**Material to process**.
=====

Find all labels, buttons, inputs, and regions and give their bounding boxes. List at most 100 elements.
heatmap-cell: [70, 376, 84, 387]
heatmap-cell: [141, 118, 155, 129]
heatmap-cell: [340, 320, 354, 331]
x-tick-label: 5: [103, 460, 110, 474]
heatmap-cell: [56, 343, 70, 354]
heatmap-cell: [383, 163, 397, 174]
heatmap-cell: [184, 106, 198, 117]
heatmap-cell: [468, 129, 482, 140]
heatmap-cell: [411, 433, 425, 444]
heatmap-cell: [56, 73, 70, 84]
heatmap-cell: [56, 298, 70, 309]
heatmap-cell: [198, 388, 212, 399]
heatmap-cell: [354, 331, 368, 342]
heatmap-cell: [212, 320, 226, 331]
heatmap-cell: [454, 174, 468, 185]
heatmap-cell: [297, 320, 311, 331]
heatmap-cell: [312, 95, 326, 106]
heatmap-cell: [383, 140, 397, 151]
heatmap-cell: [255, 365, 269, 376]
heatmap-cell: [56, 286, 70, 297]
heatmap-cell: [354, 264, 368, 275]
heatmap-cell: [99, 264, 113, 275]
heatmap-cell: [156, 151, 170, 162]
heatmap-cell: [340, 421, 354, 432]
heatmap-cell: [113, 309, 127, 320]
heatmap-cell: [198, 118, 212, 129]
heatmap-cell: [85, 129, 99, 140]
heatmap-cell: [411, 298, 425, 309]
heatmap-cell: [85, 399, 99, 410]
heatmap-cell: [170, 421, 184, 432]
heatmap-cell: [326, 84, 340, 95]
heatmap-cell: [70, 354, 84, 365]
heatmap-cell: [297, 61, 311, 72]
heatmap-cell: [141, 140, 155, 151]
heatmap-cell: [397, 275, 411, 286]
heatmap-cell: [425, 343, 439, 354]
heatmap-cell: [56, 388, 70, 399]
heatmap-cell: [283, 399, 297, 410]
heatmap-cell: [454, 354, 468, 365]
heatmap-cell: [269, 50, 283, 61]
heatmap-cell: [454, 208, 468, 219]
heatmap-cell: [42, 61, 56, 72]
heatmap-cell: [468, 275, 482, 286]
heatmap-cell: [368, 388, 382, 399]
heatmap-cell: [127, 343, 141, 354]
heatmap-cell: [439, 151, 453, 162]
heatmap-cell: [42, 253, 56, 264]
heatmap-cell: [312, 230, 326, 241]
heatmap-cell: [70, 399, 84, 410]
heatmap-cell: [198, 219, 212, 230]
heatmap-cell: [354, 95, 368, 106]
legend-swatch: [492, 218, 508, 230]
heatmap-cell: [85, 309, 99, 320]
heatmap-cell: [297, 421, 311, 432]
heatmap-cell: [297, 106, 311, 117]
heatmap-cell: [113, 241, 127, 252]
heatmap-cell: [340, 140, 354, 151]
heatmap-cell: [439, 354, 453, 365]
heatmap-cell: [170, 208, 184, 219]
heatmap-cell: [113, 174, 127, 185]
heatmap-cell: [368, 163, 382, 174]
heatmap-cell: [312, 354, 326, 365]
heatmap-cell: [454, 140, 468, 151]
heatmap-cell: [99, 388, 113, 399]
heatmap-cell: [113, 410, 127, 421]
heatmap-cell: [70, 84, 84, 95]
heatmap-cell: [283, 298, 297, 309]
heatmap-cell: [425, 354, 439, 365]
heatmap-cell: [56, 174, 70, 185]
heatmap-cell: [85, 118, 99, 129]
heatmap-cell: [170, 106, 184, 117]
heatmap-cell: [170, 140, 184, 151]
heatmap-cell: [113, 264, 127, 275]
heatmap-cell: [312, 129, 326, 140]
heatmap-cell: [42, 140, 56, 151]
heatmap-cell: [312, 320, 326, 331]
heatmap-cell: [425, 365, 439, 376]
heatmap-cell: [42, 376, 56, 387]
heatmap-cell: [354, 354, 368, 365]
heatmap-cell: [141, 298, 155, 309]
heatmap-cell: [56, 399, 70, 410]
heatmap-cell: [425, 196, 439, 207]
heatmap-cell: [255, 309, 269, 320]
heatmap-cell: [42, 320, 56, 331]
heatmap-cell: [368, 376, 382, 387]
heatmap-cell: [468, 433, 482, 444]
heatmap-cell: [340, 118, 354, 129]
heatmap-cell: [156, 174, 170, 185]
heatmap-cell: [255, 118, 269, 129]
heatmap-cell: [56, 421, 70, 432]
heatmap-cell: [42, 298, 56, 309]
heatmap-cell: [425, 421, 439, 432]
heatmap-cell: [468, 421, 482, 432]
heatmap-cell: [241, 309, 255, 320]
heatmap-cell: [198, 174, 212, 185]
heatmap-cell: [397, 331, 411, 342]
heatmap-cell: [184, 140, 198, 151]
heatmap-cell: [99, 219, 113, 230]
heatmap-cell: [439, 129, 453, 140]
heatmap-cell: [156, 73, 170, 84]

=====

**Given request**. Reproduce all of the items above, substituting "legend-marker" for every occurrence of "legend-swatch" and leaving everything else unchanged.

**Completed exercise**.
Find all labels, buttons, inputs, and regions and give their bounding boxes. List at most 100 elements.
heatmap-cell: [70, 376, 84, 387]
heatmap-cell: [141, 118, 155, 129]
heatmap-cell: [340, 320, 354, 331]
x-tick-label: 5: [103, 460, 110, 474]
heatmap-cell: [56, 343, 70, 354]
heatmap-cell: [383, 163, 397, 174]
heatmap-cell: [184, 106, 198, 117]
heatmap-cell: [468, 129, 482, 140]
heatmap-cell: [411, 433, 425, 444]
heatmap-cell: [56, 73, 70, 84]
heatmap-cell: [56, 298, 70, 309]
heatmap-cell: [198, 388, 212, 399]
heatmap-cell: [354, 331, 368, 342]
heatmap-cell: [212, 320, 226, 331]
heatmap-cell: [454, 174, 468, 185]
heatmap-cell: [297, 320, 311, 331]
heatmap-cell: [312, 95, 326, 106]
heatmap-cell: [383, 140, 397, 151]
heatmap-cell: [255, 365, 269, 376]
heatmap-cell: [56, 286, 70, 297]
heatmap-cell: [354, 264, 368, 275]
heatmap-cell: [99, 264, 113, 275]
heatmap-cell: [156, 151, 170, 162]
heatmap-cell: [340, 421, 354, 432]
heatmap-cell: [113, 309, 127, 320]
heatmap-cell: [198, 118, 212, 129]
heatmap-cell: [85, 129, 99, 140]
heatmap-cell: [411, 298, 425, 309]
heatmap-cell: [85, 399, 99, 410]
heatmap-cell: [170, 421, 184, 432]
heatmap-cell: [326, 84, 340, 95]
heatmap-cell: [70, 354, 84, 365]
heatmap-cell: [297, 61, 311, 72]
heatmap-cell: [141, 140, 155, 151]
heatmap-cell: [397, 275, 411, 286]
heatmap-cell: [425, 343, 439, 354]
heatmap-cell: [56, 388, 70, 399]
heatmap-cell: [283, 399, 297, 410]
heatmap-cell: [454, 354, 468, 365]
heatmap-cell: [269, 50, 283, 61]
heatmap-cell: [454, 208, 468, 219]
heatmap-cell: [42, 61, 56, 72]
heatmap-cell: [468, 275, 482, 286]
heatmap-cell: [368, 388, 382, 399]
heatmap-cell: [127, 343, 141, 354]
heatmap-cell: [439, 151, 453, 162]
heatmap-cell: [42, 253, 56, 264]
heatmap-cell: [312, 230, 326, 241]
heatmap-cell: [70, 399, 84, 410]
heatmap-cell: [198, 219, 212, 230]
heatmap-cell: [354, 95, 368, 106]
legend-marker: [492, 218, 508, 230]
heatmap-cell: [85, 309, 99, 320]
heatmap-cell: [297, 421, 311, 432]
heatmap-cell: [297, 106, 311, 117]
heatmap-cell: [113, 241, 127, 252]
heatmap-cell: [340, 140, 354, 151]
heatmap-cell: [439, 354, 453, 365]
heatmap-cell: [170, 208, 184, 219]
heatmap-cell: [113, 174, 127, 185]
heatmap-cell: [368, 163, 382, 174]
heatmap-cell: [312, 354, 326, 365]
heatmap-cell: [454, 140, 468, 151]
heatmap-cell: [99, 388, 113, 399]
heatmap-cell: [113, 410, 127, 421]
heatmap-cell: [70, 84, 84, 95]
heatmap-cell: [283, 298, 297, 309]
heatmap-cell: [425, 354, 439, 365]
heatmap-cell: [56, 174, 70, 185]
heatmap-cell: [85, 118, 99, 129]
heatmap-cell: [170, 106, 184, 117]
heatmap-cell: [170, 140, 184, 151]
heatmap-cell: [113, 264, 127, 275]
heatmap-cell: [312, 129, 326, 140]
heatmap-cell: [42, 140, 56, 151]
heatmap-cell: [312, 320, 326, 331]
heatmap-cell: [425, 365, 439, 376]
heatmap-cell: [42, 376, 56, 387]
heatmap-cell: [354, 354, 368, 365]
heatmap-cell: [141, 298, 155, 309]
heatmap-cell: [56, 399, 70, 410]
heatmap-cell: [425, 196, 439, 207]
heatmap-cell: [255, 309, 269, 320]
heatmap-cell: [42, 320, 56, 331]
heatmap-cell: [368, 376, 382, 387]
heatmap-cell: [468, 433, 482, 444]
heatmap-cell: [340, 118, 354, 129]
heatmap-cell: [156, 174, 170, 185]
heatmap-cell: [255, 118, 269, 129]
heatmap-cell: [56, 421, 70, 432]
heatmap-cell: [42, 298, 56, 309]
heatmap-cell: [425, 421, 439, 432]
heatmap-cell: [468, 421, 482, 432]
heatmap-cell: [241, 309, 255, 320]
heatmap-cell: [198, 174, 212, 185]
heatmap-cell: [397, 331, 411, 342]
heatmap-cell: [184, 140, 198, 151]
heatmap-cell: [99, 219, 113, 230]
heatmap-cell: [439, 129, 453, 140]
heatmap-cell: [156, 73, 170, 84]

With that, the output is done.